What you will do
Substitute "picture-icon" for every "image-icon" in the material below, changing nothing else. Leave the pictures out of your answer.

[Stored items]
↓↓↓

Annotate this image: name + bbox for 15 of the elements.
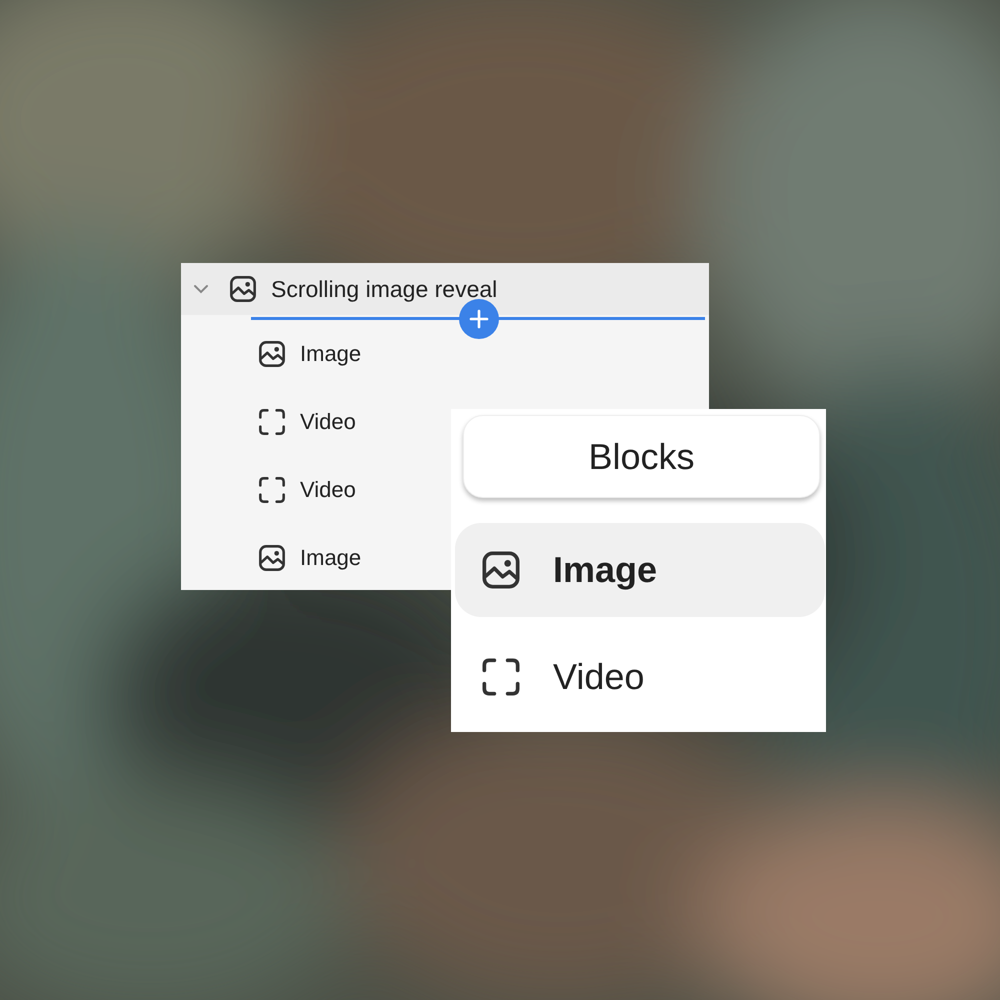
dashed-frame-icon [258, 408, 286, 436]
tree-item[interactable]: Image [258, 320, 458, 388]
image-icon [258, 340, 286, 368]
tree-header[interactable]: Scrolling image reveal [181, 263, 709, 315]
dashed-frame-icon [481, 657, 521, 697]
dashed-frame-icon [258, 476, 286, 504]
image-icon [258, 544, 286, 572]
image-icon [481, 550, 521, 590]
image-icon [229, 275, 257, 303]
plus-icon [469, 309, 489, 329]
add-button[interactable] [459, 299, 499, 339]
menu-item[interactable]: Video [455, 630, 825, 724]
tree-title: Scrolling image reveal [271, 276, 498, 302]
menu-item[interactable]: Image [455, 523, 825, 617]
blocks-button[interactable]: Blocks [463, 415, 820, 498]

↑↑↑

In response
Annotate this image: name + bbox for 15 of the elements.
dashed-frame-icon [258, 408, 286, 436]
tree-item[interactable]: Image [258, 320, 458, 388]
picture-icon [258, 340, 286, 368]
tree-header[interactable]: Scrolling image reveal [181, 263, 709, 315]
dashed-frame-icon [481, 657, 521, 697]
dashed-frame-icon [258, 476, 286, 504]
picture-icon [258, 544, 286, 572]
picture-icon [481, 550, 521, 590]
picture-icon [229, 275, 257, 303]
plus-icon [469, 309, 489, 329]
add-button[interactable] [459, 299, 499, 339]
menu-item[interactable]: Video [455, 630, 825, 724]
tree-title: Scrolling image reveal [271, 276, 498, 302]
menu-item[interactable]: Image [455, 523, 825, 617]
blocks-button[interactable]: Blocks [463, 415, 820, 498]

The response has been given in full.